## Given request:
Here are some records; quote them exactly, leaving out the pictures.

BEGIN Given records

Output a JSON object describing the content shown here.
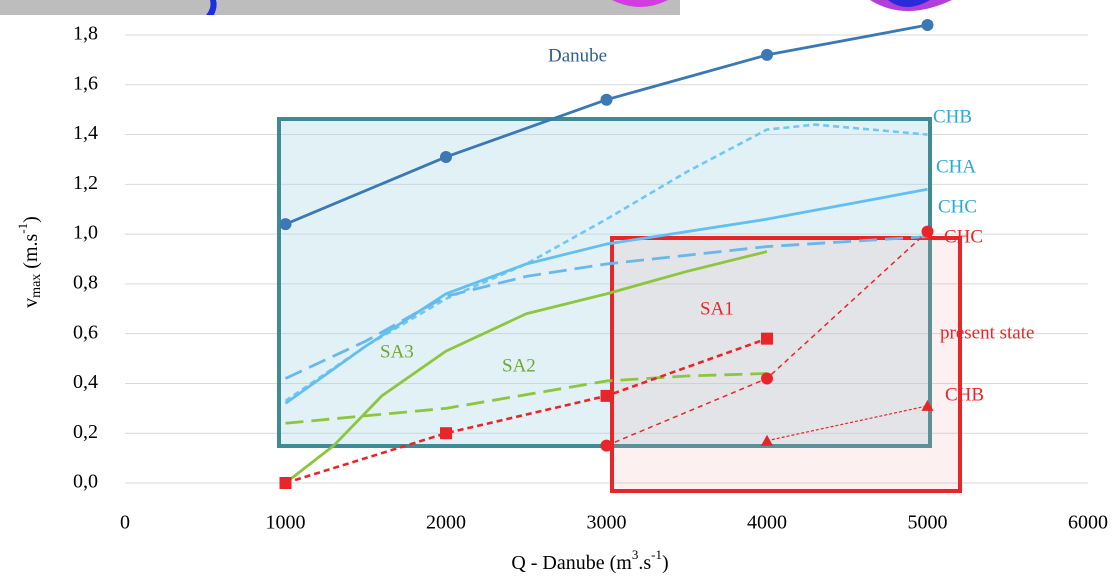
{
  "chart_data": {
    "type": "line",
    "y_label": [
      "v",
      "max",
      "(m.s",
      "-1",
      ")"
    ],
    "x_label": [
      "Q - Danube (m",
      "3",
      ".s",
      "-1",
      ")"
    ],
    "xlim": [
      0,
      6000
    ],
    "ylim": [
      0,
      1.8
    ],
    "xticks": [
      0,
      1000,
      2000,
      3000,
      4000,
      5000,
      6000
    ],
    "yticks": [
      {
        "value": 0,
        "label": "0,0"
      },
      {
        "value": 0.2,
        "label": "0,2"
      },
      {
        "value": 0.4,
        "label": "0,4"
      },
      {
        "value": 0.6,
        "label": "0,6"
      },
      {
        "value": 0.8,
        "label": "0,8"
      },
      {
        "value": 1.0,
        "label": "1,0"
      },
      {
        "value": 1.2,
        "label": "1,2"
      },
      {
        "value": 1.4,
        "label": "1,4"
      },
      {
        "value": 1.6,
        "label": "1,6"
      },
      {
        "value": 1.8,
        "label": "1,8"
      }
    ],
    "grid": true,
    "series": [
      {
        "name": "Danube",
        "color": "#3b78b4",
        "dash": "solid",
        "marker": "circle",
        "x": [
          1000,
          2000,
          3000,
          4000,
          5000
        ],
        "values": [
          1.04,
          1.31,
          1.54,
          1.72,
          1.84
        ]
      },
      {
        "name": "CHB",
        "color": "#70c8f0",
        "dash": "dashed",
        "marker": null,
        "x": [
          1000,
          1500,
          2000,
          2500,
          3000,
          3500,
          4000,
          4300,
          5000
        ],
        "values": [
          0.33,
          0.55,
          0.74,
          0.88,
          1.06,
          1.25,
          1.42,
          1.44,
          1.4
        ]
      },
      {
        "name": "CHA",
        "color": "#62c0f0",
        "dash": "solid",
        "marker": null,
        "x": [
          1000,
          1500,
          2000,
          2500,
          3000,
          4000,
          5000
        ],
        "values": [
          0.32,
          0.55,
          0.76,
          0.88,
          0.96,
          1.06,
          1.18
        ]
      },
      {
        "name": "CHC",
        "color": "#6ab8ea",
        "dash": "long-dashed",
        "marker": null,
        "x": [
          1000,
          1500,
          2000,
          2500,
          3000,
          4000,
          5000
        ],
        "values": [
          0.42,
          0.57,
          0.75,
          0.83,
          0.88,
          0.95,
          0.99
        ]
      },
      {
        "name": "SA3",
        "color": "#8cc63f",
        "dash": "solid",
        "marker": null,
        "x": [
          1000,
          1300,
          1600,
          2000,
          2500,
          3000,
          3500,
          4000
        ],
        "values": [
          0.0,
          0.15,
          0.35,
          0.53,
          0.68,
          0.76,
          0.85,
          0.93
        ]
      },
      {
        "name": "SA2",
        "color": "#8cc63f",
        "dash": "long-dashed",
        "marker": null,
        "x": [
          1000,
          2000,
          3000,
          3500,
          4000
        ],
        "values": [
          0.24,
          0.3,
          0.41,
          0.43,
          0.44
        ]
      },
      {
        "name": "SA1",
        "color": "#e8262a",
        "dash": "dashed",
        "marker": "square",
        "x": [
          1000,
          2000,
          3000,
          4000
        ],
        "values": [
          0.0,
          0.2,
          0.35,
          0.58
        ]
      },
      {
        "name": "present state",
        "color": "#e8262a",
        "dash": "thin-dashed",
        "marker": "circle",
        "x": [
          3000,
          4000,
          5000
        ],
        "values": [
          0.15,
          0.42,
          1.01
        ]
      },
      {
        "name": "CHB",
        "color": "#e8262a",
        "dash": "dotted",
        "marker": "triangle",
        "x": [
          4000,
          5000
        ],
        "values": [
          0.17,
          0.31
        ]
      }
    ],
    "annotations": [
      "CHC"
    ]
  }
}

END Given records

## Complete response:
Output a JSON object describing the content shown here.
{
  "chart_data": {
    "type": "line",
    "y_label": [
      "v",
      "max",
      "(m.s",
      "-1",
      ")"
    ],
    "x_label": [
      "Q - Danube (m",
      "3",
      ".s",
      "-1",
      ")"
    ],
    "xlim": [
      0,
      6000
    ],
    "ylim": [
      0,
      1.8
    ],
    "xticks": [
      0,
      1000,
      2000,
      3000,
      4000,
      5000,
      6000
    ],
    "yticks": [
      {
        "value": 0,
        "label": "0,0"
      },
      {
        "value": 0.2,
        "label": "0,2"
      },
      {
        "value": 0.4,
        "label": "0,4"
      },
      {
        "value": 0.6,
        "label": "0,6"
      },
      {
        "value": 0.8,
        "label": "0,8"
      },
      {
        "value": 1.0,
        "label": "1,0"
      },
      {
        "value": 1.2,
        "label": "1,2"
      },
      {
        "value": 1.4,
        "label": "1,4"
      },
      {
        "value": 1.6,
        "label": "1,6"
      },
      {
        "value": 1.8,
        "label": "1,8"
      }
    ],
    "grid": true,
    "series": [
      {
        "name": "Danube",
        "color": "#3b78b4",
        "dash": "solid",
        "marker": "circle",
        "x": [
          1000,
          2000,
          3000,
          4000,
          5000
        ],
        "values": [
          1.04,
          1.31,
          1.54,
          1.72,
          1.84
        ]
      },
      {
        "name": "CHB",
        "color": "#70c8f0",
        "dash": "dashed",
        "marker": null,
        "x": [
          1000,
          1500,
          2000,
          2500,
          3000,
          3500,
          4000,
          4300,
          5000
        ],
        "values": [
          0.33,
          0.55,
          0.74,
          0.88,
          1.06,
          1.25,
          1.42,
          1.44,
          1.4
        ]
      },
      {
        "name": "CHA",
        "color": "#62c0f0",
        "dash": "solid",
        "marker": null,
        "x": [
          1000,
          1500,
          2000,
          2500,
          3000,
          4000,
          5000
        ],
        "values": [
          0.32,
          0.55,
          0.76,
          0.88,
          0.96,
          1.06,
          1.18
        ]
      },
      {
        "name": "CHC",
        "color": "#6ab8ea",
        "dash": "long-dashed",
        "marker": null,
        "x": [
          1000,
          1500,
          2000,
          2500,
          3000,
          4000,
          5000
        ],
        "values": [
          0.42,
          0.57,
          0.75,
          0.83,
          0.88,
          0.95,
          0.99
        ]
      },
      {
        "name": "SA3",
        "color": "#8cc63f",
        "dash": "solid",
        "marker": null,
        "x": [
          1000,
          1300,
          1600,
          2000,
          2500,
          3000,
          3500,
          4000
        ],
        "values": [
          0.0,
          0.15,
          0.35,
          0.53,
          0.68,
          0.76,
          0.85,
          0.93
        ]
      },
      {
        "name": "SA2",
        "color": "#8cc63f",
        "dash": "long-dashed",
        "marker": null,
        "x": [
          1000,
          2000,
          3000,
          3500,
          4000
        ],
        "values": [
          0.24,
          0.3,
          0.41,
          0.43,
          0.44
        ]
      },
      {
        "name": "SA1",
        "color": "#e8262a",
        "dash": "dashed",
        "marker": "square",
        "x": [
          1000,
          2000,
          3000,
          4000
        ],
        "values": [
          0.0,
          0.2,
          0.35,
          0.58
        ]
      },
      {
        "name": "present state",
        "color": "#e8262a",
        "dash": "thin-dashed",
        "marker": "circle",
        "x": [
          3000,
          4000,
          5000
        ],
        "values": [
          0.15,
          0.42,
          1.01
        ]
      },
      {
        "name": "CHB",
        "color": "#e8262a",
        "dash": "dotted",
        "marker": "triangle",
        "x": [
          4000,
          5000
        ],
        "values": [
          0.17,
          0.31
        ]
      }
    ],
    "annotations": [
      "CHC"
    ]
  }
}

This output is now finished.